Material for this task ▸
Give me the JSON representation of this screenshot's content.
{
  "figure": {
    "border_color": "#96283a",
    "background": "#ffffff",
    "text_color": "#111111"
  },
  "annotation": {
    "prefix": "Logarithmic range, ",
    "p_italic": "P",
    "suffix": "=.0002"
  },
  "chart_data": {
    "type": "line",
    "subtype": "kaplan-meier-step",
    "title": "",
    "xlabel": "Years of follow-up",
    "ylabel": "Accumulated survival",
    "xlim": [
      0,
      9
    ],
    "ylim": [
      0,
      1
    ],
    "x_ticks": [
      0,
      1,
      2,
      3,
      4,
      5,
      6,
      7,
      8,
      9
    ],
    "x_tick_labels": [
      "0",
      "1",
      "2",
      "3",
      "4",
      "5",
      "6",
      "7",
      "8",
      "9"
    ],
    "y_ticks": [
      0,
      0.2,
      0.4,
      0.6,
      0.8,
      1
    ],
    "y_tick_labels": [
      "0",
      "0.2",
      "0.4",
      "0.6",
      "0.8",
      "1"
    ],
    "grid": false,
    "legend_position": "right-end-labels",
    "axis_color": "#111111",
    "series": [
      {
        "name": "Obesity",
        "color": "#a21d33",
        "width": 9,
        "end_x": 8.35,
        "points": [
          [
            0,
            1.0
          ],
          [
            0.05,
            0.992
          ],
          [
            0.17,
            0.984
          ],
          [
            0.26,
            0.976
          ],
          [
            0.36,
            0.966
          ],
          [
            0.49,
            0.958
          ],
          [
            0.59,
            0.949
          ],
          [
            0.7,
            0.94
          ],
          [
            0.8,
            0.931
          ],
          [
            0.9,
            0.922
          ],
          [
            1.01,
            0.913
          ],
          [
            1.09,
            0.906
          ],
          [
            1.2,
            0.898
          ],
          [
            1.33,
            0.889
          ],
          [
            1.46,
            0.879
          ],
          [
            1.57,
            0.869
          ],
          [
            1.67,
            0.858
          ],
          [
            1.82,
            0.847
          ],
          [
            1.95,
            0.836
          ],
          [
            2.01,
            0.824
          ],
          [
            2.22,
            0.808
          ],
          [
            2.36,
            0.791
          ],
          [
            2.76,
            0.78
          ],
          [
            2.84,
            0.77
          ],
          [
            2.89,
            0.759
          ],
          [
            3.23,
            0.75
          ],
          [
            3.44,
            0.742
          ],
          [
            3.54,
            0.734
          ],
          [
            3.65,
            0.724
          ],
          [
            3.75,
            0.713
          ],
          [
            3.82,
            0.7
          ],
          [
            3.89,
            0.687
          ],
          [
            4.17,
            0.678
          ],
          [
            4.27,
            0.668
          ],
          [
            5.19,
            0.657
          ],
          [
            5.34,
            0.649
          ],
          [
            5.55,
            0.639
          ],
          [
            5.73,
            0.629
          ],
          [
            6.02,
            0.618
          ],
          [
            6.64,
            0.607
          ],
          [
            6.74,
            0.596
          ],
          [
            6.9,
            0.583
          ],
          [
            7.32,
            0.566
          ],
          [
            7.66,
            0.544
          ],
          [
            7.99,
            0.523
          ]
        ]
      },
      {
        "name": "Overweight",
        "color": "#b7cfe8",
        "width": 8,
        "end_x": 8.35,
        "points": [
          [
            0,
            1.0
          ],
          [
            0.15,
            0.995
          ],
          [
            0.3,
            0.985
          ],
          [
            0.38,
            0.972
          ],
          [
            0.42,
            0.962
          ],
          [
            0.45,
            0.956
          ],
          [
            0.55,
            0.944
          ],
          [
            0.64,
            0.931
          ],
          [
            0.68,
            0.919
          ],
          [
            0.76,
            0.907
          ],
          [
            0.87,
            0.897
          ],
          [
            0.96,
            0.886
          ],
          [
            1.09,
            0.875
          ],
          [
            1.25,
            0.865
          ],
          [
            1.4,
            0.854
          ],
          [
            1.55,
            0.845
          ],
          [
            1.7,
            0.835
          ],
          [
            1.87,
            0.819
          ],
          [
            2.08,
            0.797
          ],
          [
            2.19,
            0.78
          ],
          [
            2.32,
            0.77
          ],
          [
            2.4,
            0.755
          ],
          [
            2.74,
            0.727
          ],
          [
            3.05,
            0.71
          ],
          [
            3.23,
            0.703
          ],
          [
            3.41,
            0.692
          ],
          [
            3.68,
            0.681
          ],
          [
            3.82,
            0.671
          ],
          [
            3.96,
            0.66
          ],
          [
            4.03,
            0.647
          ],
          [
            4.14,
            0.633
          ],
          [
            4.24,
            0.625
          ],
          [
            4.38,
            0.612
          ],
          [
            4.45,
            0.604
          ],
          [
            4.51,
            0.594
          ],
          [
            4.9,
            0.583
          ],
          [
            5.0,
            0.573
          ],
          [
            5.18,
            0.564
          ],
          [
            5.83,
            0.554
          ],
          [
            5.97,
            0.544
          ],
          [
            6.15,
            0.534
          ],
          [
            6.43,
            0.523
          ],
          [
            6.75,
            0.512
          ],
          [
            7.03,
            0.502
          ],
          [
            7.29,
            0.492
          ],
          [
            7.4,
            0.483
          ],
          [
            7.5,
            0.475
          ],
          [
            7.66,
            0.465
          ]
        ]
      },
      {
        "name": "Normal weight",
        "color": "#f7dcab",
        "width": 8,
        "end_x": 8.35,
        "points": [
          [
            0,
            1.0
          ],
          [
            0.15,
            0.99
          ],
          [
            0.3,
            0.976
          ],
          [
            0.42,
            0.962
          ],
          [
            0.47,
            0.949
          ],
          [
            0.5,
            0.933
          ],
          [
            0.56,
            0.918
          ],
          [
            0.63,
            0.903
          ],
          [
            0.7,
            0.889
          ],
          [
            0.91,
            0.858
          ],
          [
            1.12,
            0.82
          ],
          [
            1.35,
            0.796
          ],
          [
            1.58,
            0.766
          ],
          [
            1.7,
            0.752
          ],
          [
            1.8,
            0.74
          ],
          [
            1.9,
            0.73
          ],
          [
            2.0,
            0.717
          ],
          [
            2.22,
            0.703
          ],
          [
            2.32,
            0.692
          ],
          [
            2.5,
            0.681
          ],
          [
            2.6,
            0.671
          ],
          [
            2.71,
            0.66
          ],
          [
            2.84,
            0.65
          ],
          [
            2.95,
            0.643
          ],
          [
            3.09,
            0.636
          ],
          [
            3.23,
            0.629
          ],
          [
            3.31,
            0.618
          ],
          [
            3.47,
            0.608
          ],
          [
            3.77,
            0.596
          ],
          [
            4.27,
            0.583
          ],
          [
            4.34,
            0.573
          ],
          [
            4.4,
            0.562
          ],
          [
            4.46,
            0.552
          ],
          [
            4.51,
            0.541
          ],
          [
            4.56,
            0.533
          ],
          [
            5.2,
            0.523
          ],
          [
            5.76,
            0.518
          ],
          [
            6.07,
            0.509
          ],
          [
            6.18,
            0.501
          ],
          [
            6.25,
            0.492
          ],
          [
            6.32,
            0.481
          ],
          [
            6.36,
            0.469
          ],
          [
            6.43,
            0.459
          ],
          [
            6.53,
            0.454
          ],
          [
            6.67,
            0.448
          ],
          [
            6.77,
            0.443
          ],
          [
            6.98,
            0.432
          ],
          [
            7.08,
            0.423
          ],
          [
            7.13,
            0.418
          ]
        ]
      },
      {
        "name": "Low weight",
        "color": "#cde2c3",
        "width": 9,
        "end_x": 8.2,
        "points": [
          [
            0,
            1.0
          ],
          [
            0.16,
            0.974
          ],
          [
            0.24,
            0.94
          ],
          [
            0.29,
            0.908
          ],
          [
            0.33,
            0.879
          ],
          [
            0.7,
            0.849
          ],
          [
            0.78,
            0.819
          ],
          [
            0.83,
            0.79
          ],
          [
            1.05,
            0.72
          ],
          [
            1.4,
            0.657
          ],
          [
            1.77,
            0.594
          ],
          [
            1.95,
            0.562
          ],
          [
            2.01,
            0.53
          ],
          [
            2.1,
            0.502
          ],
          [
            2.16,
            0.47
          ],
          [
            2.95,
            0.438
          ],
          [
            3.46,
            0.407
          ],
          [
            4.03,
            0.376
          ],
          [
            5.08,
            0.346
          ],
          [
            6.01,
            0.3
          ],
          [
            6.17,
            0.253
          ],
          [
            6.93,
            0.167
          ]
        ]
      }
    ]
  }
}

Task details ▸ Search the preceding listing for the word "name" and pull out every line that holds it.

Task answer ▸
        "name": "Obesity",
        "name": "Overweight",
        "name": "Normal weight",
        "name": "Low weight",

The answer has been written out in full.